** START OF Exercise data **
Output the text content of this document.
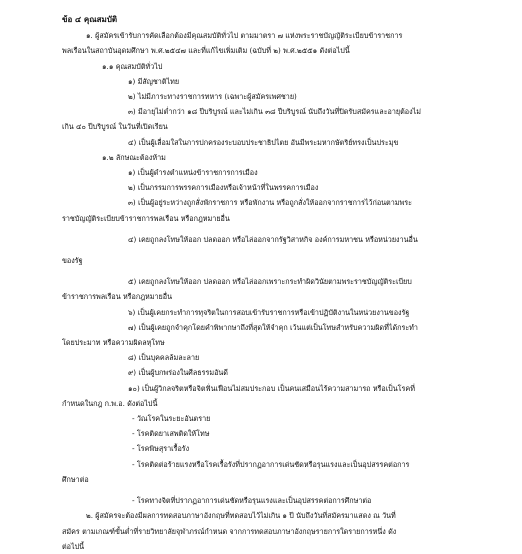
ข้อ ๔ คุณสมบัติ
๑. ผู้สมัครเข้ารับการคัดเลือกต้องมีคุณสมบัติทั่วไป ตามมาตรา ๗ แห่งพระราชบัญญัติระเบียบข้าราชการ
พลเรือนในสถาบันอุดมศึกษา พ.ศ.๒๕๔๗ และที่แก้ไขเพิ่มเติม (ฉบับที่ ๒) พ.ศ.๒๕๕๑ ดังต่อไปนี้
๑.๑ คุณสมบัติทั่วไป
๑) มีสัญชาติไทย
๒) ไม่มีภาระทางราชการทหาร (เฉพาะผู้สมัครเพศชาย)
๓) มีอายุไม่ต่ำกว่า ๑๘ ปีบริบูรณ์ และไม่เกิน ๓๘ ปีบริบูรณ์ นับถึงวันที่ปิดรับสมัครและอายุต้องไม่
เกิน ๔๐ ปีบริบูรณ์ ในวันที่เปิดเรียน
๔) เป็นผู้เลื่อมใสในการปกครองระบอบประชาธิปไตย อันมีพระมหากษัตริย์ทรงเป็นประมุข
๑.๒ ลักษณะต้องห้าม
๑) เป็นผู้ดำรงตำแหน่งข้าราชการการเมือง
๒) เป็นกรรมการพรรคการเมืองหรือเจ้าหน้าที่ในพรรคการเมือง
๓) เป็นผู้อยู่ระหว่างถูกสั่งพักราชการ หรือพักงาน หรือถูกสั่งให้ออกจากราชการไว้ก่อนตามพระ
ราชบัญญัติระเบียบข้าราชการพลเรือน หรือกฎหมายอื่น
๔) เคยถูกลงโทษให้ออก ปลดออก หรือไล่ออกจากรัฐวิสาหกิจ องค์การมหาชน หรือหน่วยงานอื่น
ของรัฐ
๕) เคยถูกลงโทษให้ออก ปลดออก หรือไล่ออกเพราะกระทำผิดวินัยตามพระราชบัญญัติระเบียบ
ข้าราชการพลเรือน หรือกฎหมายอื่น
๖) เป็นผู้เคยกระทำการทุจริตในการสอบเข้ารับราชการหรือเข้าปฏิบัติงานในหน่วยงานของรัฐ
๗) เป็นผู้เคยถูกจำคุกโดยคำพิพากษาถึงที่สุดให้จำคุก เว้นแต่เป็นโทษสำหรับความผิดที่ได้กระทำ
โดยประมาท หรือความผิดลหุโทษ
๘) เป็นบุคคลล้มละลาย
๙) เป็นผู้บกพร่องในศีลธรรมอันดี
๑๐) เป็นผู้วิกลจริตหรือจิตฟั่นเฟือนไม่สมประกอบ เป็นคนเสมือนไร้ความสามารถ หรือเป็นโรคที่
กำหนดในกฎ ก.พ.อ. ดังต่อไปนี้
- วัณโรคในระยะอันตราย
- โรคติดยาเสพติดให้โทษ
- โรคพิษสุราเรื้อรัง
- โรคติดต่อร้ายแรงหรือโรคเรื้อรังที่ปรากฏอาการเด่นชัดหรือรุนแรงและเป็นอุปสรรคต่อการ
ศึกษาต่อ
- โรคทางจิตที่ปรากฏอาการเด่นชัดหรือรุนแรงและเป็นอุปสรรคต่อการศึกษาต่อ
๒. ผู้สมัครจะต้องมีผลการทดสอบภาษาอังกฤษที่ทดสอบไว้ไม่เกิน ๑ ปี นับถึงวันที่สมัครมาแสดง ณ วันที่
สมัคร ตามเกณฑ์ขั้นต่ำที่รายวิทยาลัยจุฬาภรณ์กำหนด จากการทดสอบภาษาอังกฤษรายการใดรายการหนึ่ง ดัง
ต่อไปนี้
** END OF Exercise data **
** START OF Exercise data **
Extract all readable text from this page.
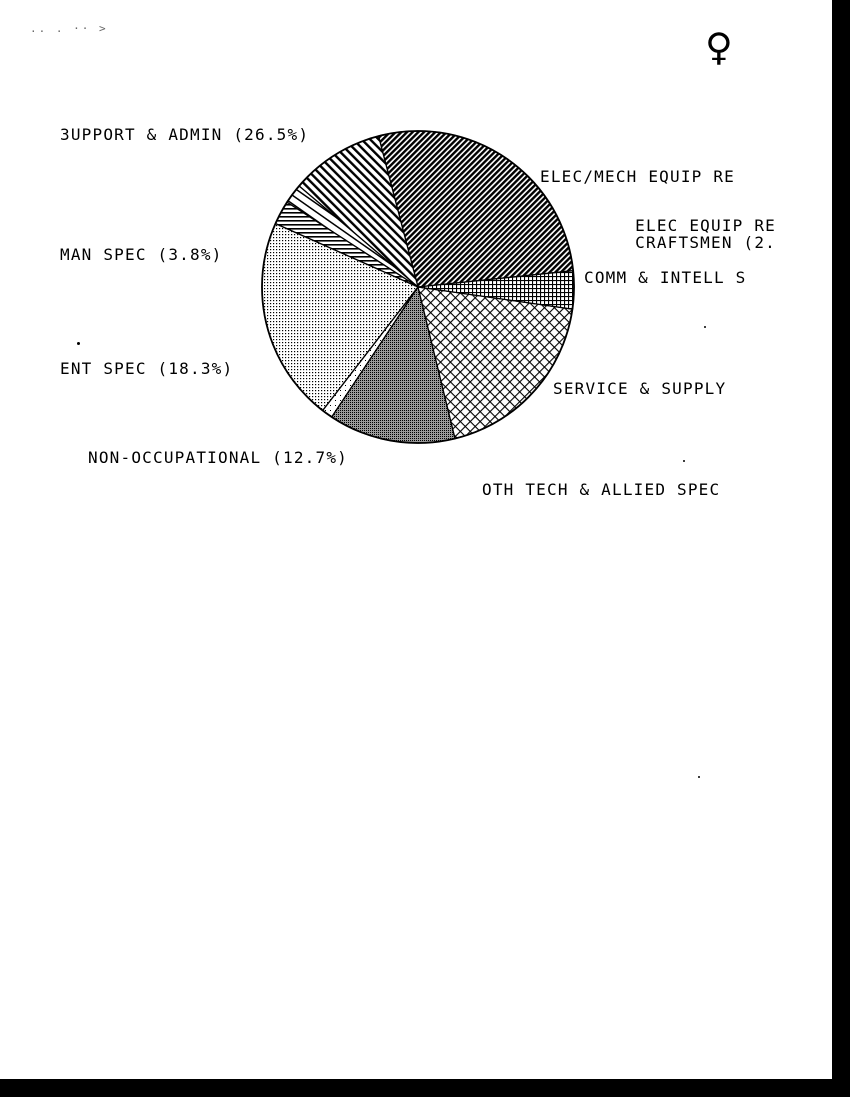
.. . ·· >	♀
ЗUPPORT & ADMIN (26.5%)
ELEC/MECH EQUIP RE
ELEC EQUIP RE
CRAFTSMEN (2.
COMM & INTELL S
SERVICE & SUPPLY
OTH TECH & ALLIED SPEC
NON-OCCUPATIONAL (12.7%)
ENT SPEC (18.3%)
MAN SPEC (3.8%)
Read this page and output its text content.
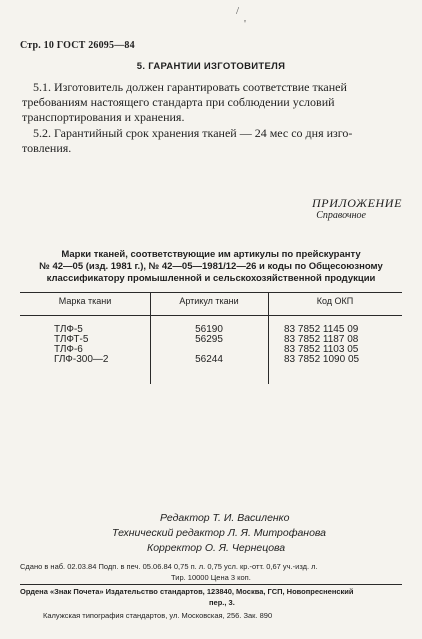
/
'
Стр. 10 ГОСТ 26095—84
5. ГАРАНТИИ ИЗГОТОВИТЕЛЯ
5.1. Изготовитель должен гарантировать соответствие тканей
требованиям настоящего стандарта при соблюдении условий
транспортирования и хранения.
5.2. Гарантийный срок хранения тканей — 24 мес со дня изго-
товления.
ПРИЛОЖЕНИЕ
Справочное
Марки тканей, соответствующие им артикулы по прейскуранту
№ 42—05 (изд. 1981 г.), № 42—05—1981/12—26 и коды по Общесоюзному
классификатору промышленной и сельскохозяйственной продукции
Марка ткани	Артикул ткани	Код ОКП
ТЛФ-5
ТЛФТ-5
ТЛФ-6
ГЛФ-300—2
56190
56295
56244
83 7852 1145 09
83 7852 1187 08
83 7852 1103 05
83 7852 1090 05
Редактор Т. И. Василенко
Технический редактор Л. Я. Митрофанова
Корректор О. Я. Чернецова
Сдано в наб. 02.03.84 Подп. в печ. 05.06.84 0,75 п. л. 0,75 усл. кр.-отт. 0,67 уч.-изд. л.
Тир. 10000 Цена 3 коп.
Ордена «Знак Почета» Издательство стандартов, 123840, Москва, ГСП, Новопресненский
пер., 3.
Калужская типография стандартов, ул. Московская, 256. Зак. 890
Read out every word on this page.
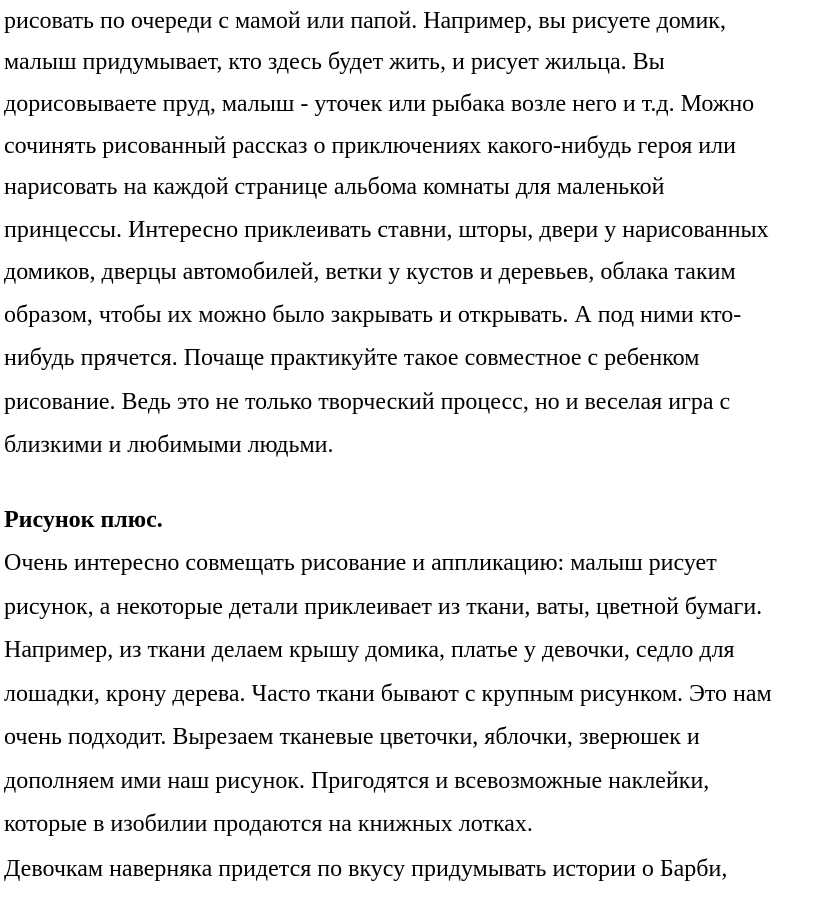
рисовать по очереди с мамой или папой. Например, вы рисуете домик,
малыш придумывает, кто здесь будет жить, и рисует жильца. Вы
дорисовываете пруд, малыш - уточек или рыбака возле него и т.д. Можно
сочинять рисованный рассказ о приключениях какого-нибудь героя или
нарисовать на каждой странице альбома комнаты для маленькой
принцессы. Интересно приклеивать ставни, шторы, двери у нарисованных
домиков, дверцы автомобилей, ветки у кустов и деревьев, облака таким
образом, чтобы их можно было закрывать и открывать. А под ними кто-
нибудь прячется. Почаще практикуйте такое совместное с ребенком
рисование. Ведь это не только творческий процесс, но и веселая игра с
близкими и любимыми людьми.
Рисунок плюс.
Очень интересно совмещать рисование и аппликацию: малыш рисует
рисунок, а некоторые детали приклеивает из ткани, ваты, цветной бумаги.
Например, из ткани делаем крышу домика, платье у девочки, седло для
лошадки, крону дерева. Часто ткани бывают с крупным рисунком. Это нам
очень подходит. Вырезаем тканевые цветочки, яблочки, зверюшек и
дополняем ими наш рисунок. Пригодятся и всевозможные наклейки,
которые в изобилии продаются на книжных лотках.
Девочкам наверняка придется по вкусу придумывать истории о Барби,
** END OF Exercise data **
**What is needed:** Copy down every line of the entries containing the word "стандартов".

**Exercise response:**
Ордена «Знак Почета» Издательство стандартов, 123840, Москва, ГСП, Новопресненский
Калужская типография стандартов, ул. Московская, 256. Зак. 890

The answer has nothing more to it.